● **THE TASK**: Give the number of lines in the data that hold the word "Treball", and nothing else.

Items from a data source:
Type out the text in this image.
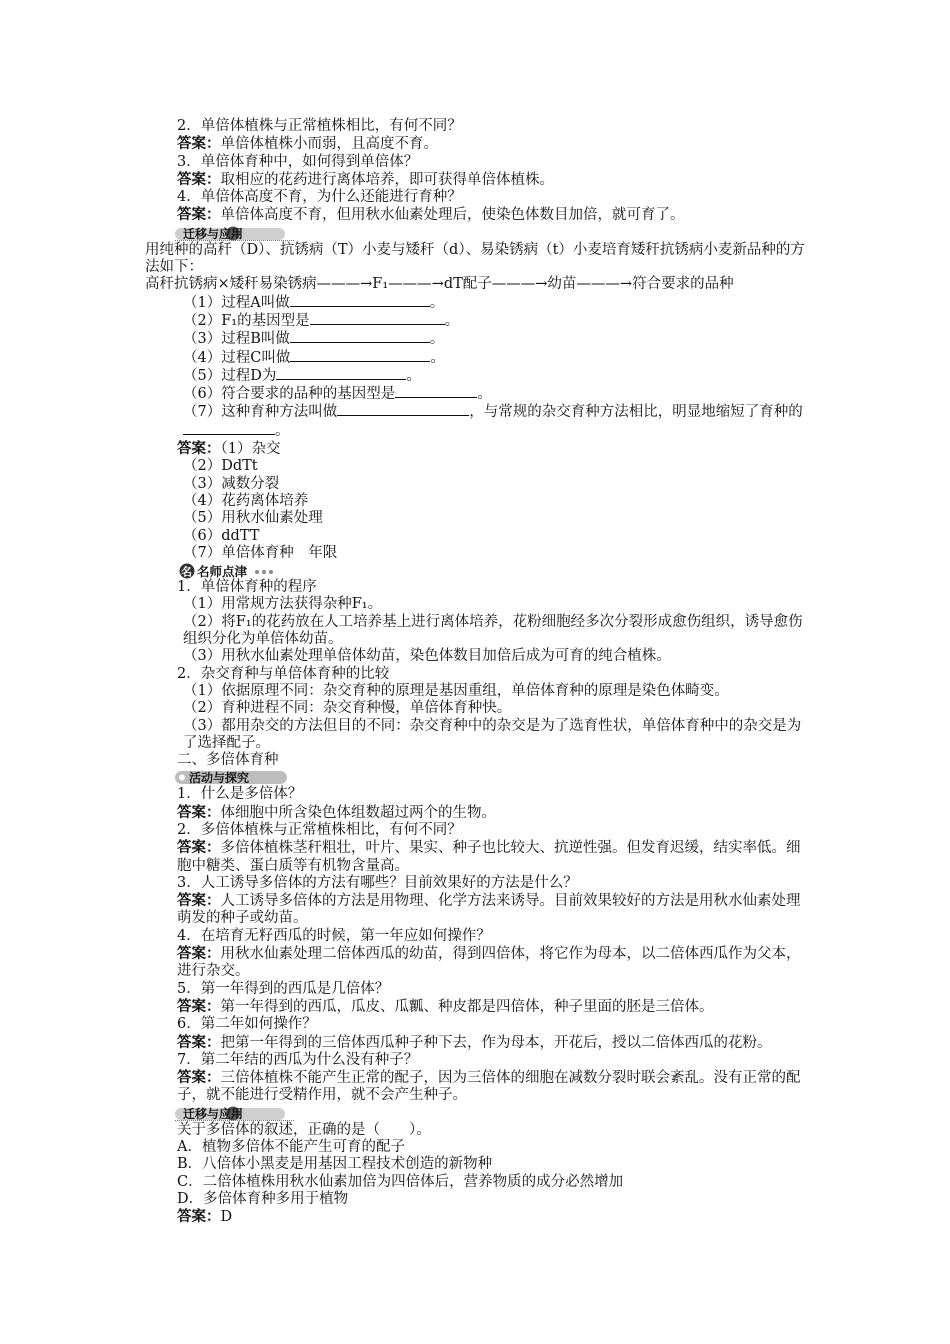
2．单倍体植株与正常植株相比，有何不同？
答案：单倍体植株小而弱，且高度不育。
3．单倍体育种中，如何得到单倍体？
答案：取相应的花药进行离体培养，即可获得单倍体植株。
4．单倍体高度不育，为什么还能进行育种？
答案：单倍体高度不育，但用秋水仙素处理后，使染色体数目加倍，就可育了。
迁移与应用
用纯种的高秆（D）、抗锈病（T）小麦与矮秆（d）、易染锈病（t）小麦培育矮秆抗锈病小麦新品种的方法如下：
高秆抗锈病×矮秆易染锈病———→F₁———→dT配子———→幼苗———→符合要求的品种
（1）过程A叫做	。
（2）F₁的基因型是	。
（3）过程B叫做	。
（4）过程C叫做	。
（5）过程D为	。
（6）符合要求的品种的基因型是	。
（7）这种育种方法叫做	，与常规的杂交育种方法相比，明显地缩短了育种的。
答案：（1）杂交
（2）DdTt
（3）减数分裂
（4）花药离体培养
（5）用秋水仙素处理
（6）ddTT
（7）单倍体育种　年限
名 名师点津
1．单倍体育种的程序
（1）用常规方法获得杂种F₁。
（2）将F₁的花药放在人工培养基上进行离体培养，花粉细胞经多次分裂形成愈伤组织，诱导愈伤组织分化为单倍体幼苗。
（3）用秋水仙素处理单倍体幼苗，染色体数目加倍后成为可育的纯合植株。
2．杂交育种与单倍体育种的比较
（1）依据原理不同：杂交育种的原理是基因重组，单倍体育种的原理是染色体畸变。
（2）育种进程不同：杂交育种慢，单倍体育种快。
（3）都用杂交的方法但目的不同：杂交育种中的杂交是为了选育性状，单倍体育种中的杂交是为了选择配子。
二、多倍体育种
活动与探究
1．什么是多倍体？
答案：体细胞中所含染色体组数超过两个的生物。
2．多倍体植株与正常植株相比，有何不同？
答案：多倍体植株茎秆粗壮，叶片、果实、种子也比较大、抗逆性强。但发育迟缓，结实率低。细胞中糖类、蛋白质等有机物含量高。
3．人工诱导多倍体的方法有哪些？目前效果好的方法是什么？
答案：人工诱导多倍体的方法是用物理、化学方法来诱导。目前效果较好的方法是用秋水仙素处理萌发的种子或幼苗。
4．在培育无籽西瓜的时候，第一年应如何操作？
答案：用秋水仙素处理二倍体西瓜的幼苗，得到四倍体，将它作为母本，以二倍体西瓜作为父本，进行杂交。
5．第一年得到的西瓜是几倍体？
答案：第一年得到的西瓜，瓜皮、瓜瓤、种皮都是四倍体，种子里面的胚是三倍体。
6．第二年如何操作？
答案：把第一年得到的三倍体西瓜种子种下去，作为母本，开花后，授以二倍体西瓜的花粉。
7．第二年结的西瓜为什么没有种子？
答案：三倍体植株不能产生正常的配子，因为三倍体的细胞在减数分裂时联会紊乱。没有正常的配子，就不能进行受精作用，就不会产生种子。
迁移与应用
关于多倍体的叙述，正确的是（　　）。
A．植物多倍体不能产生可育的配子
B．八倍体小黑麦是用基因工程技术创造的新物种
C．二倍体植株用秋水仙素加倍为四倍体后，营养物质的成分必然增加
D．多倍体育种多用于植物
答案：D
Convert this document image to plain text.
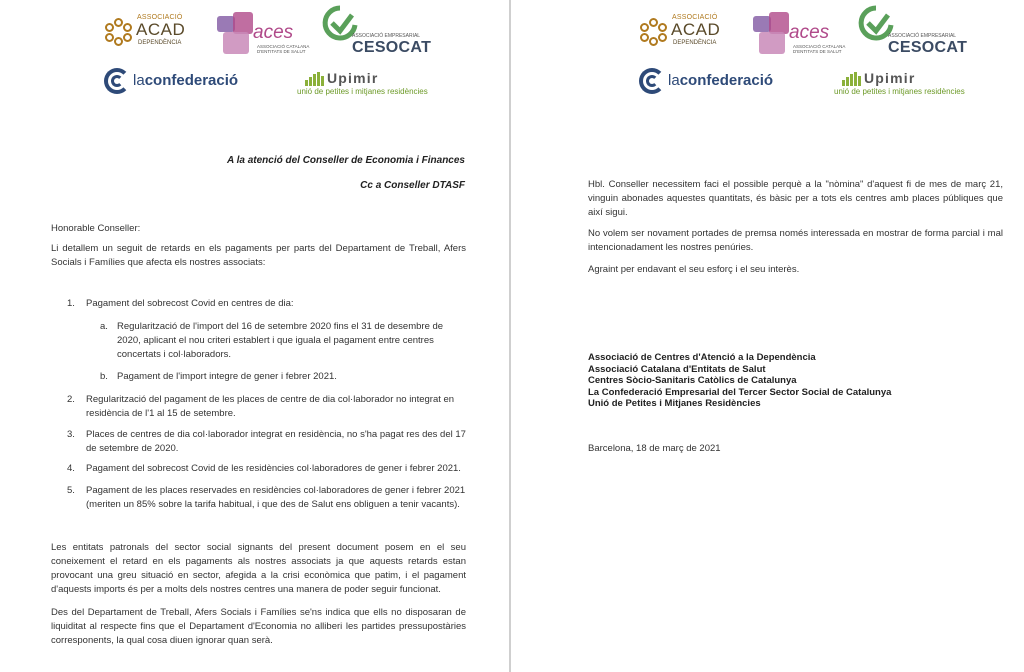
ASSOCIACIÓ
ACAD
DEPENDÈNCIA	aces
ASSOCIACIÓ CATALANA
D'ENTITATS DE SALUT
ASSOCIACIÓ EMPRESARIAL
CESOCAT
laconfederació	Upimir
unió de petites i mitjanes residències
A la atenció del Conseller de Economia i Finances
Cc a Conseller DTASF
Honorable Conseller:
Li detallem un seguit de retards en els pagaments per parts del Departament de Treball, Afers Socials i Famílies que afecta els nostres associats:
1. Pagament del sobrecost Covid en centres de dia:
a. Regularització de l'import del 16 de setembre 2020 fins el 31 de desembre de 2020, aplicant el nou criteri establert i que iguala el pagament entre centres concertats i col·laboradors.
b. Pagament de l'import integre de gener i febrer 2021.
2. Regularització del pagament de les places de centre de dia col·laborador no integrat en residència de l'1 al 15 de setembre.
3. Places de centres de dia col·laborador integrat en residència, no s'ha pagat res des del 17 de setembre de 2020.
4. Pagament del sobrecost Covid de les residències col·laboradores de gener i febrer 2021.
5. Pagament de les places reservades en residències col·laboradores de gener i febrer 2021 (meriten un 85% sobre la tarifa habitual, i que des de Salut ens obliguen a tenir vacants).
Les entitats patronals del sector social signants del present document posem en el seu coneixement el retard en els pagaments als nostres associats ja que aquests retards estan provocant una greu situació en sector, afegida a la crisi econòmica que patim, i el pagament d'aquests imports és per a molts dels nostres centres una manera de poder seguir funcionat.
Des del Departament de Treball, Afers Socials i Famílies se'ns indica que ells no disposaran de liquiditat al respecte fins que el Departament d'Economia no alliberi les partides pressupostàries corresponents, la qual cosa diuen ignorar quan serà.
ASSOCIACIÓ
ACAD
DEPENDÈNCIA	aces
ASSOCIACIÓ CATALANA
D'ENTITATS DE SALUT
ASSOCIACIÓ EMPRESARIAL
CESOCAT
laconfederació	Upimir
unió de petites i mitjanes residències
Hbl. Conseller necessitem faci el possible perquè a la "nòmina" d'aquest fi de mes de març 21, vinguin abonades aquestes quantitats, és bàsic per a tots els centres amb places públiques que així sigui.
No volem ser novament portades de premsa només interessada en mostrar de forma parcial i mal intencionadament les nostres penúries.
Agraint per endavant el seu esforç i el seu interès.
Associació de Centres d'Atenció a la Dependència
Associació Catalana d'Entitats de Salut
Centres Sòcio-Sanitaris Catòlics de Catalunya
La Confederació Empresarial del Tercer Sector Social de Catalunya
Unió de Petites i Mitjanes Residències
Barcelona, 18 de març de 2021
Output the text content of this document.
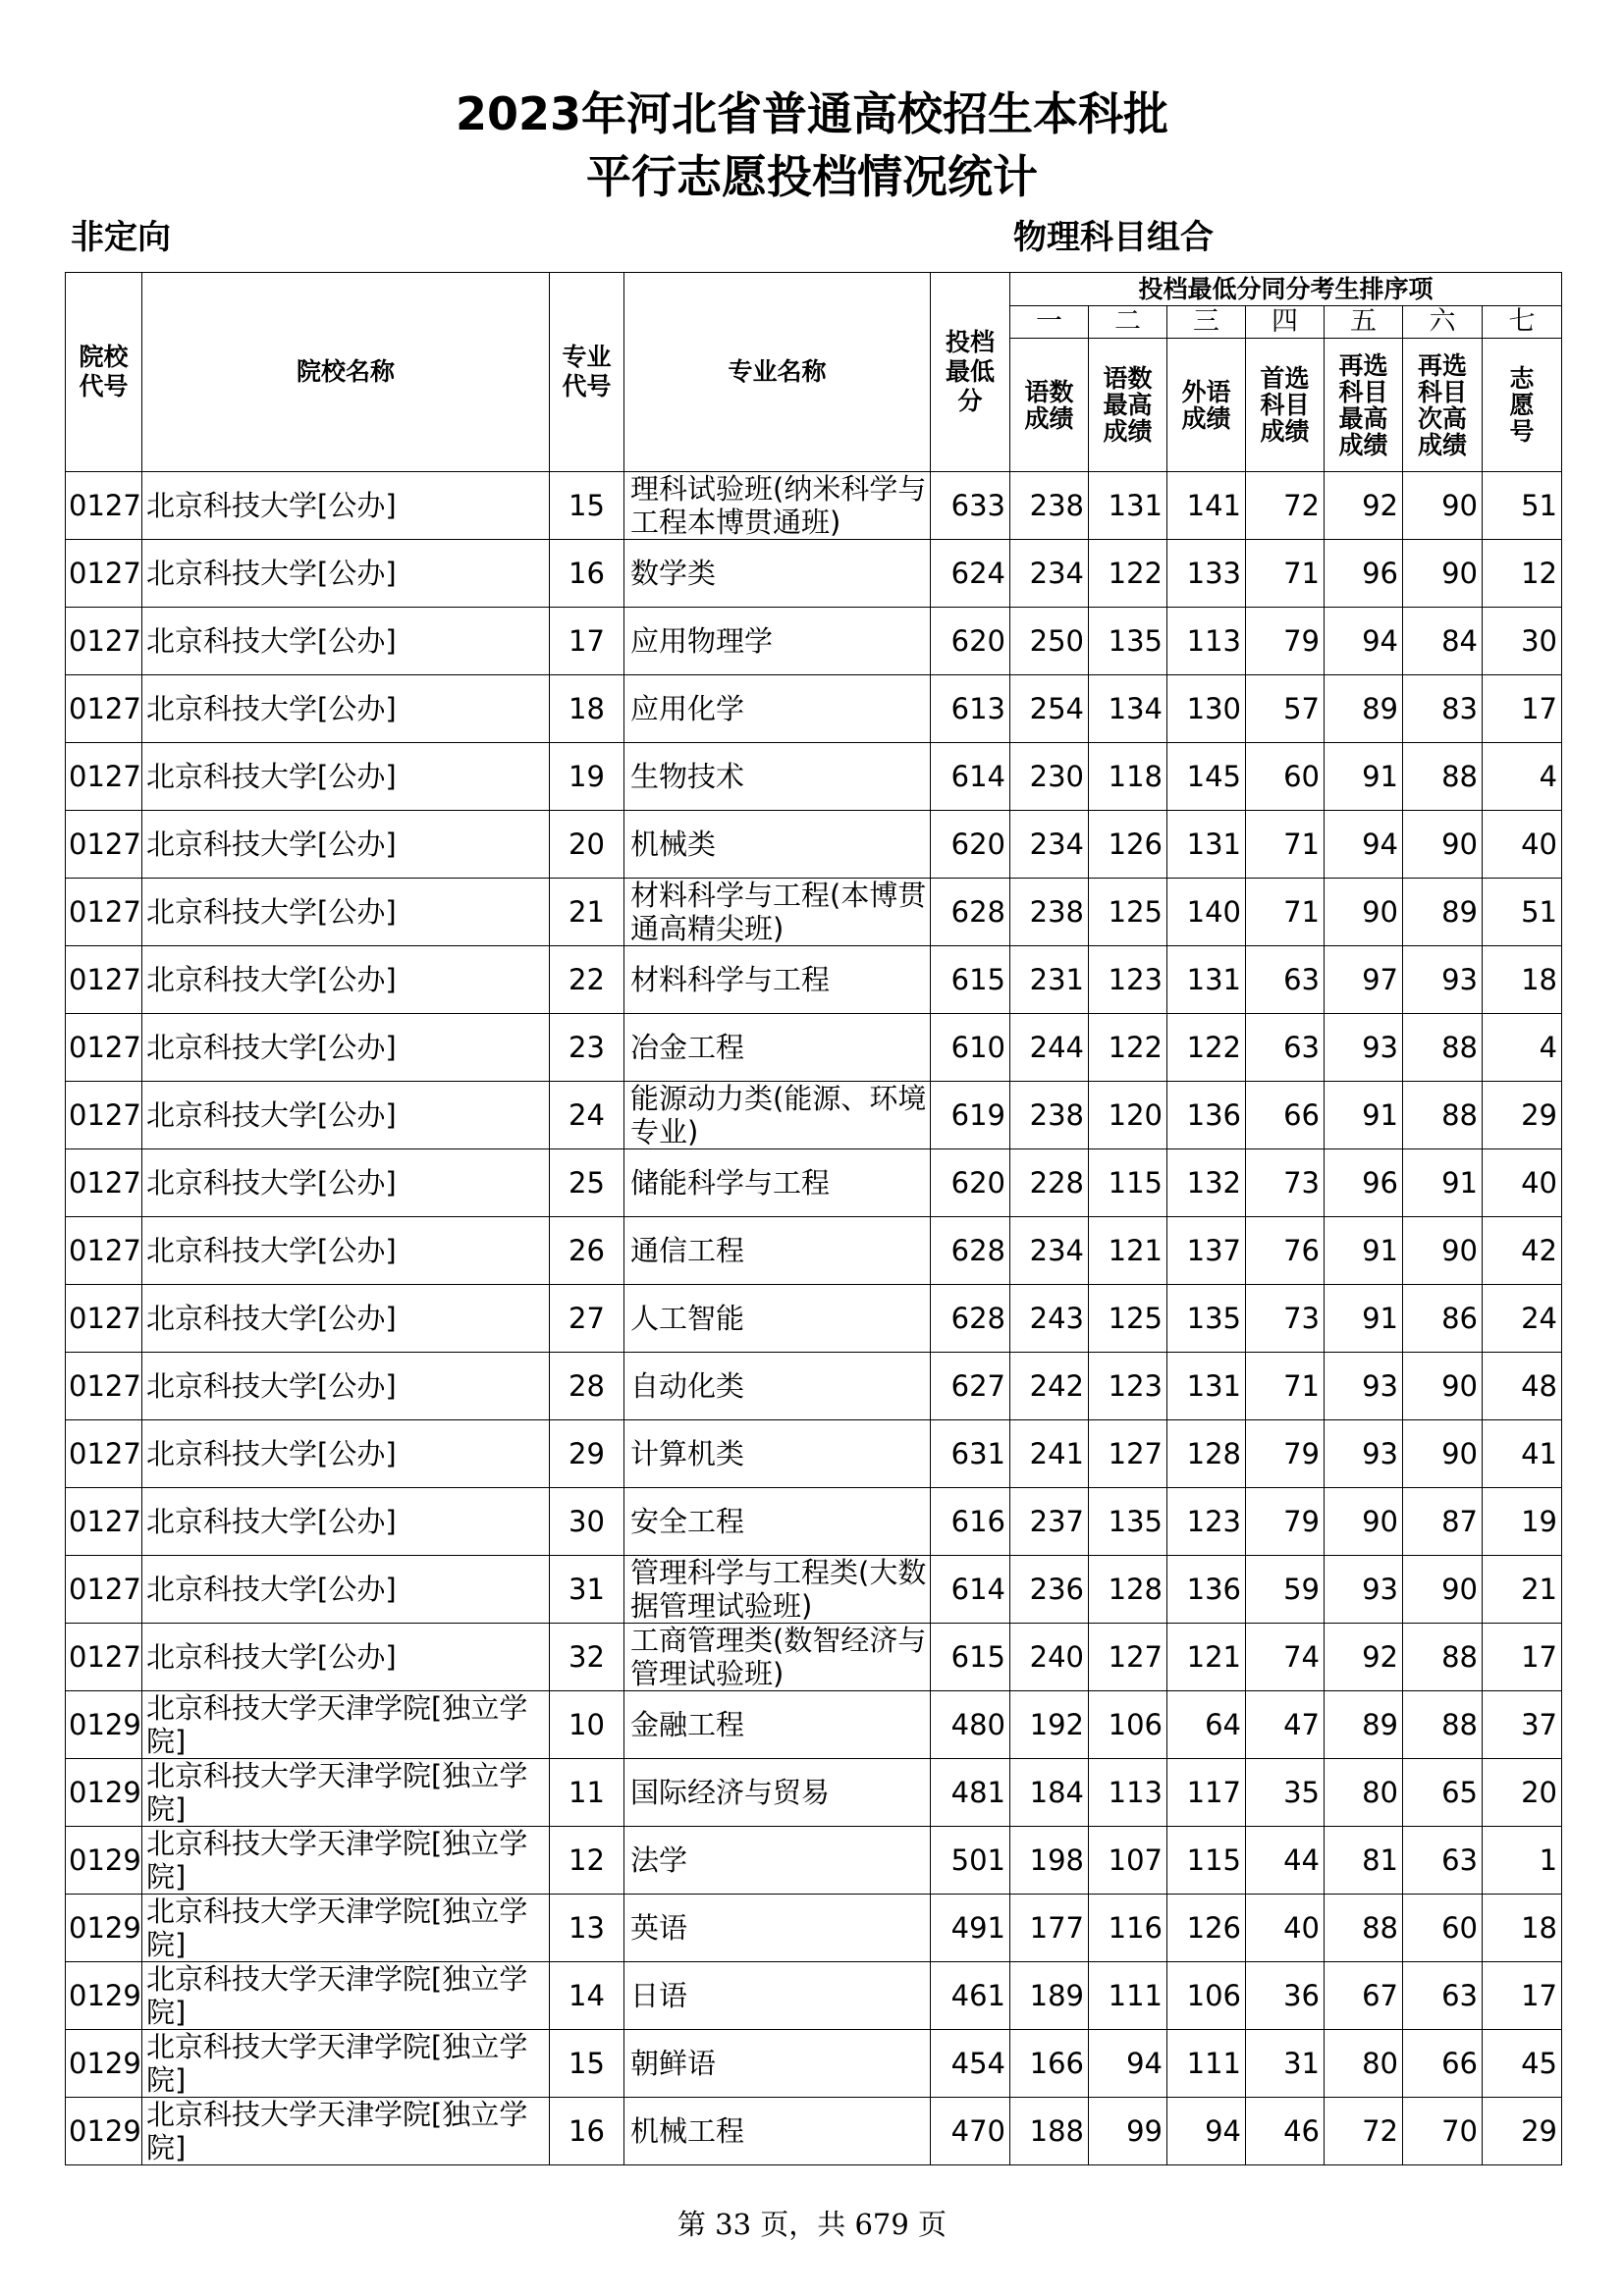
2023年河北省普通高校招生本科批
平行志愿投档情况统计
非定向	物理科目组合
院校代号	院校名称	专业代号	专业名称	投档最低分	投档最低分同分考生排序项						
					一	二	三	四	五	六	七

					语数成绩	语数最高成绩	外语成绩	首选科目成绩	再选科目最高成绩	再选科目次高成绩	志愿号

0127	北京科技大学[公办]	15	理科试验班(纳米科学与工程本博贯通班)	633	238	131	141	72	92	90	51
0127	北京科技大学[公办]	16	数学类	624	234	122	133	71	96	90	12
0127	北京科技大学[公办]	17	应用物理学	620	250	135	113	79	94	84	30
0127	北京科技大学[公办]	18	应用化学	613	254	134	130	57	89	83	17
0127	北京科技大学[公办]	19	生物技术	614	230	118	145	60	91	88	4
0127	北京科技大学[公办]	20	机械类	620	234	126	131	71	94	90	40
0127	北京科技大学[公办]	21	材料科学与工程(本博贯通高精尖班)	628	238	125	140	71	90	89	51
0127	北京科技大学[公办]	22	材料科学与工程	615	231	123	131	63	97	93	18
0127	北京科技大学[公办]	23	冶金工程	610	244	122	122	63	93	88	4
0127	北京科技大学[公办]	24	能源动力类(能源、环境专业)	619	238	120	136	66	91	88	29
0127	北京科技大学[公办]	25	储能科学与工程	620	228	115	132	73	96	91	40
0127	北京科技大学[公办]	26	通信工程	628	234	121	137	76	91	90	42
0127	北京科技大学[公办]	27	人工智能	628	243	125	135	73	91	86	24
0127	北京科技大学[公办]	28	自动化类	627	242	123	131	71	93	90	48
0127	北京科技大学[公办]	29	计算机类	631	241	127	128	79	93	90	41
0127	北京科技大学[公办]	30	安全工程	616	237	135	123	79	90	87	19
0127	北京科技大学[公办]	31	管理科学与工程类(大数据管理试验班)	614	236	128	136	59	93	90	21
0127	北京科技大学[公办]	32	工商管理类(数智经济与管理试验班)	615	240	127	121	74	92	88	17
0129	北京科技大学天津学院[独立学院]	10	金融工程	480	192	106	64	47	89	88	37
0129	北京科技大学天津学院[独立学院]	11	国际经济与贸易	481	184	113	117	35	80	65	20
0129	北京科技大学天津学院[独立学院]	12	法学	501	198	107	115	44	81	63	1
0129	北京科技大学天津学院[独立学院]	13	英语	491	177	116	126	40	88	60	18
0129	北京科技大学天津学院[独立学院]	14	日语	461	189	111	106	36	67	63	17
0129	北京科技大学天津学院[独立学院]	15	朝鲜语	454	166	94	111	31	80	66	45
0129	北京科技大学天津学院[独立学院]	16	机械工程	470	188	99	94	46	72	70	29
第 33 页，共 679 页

● **CORRECT ANSWER**: 2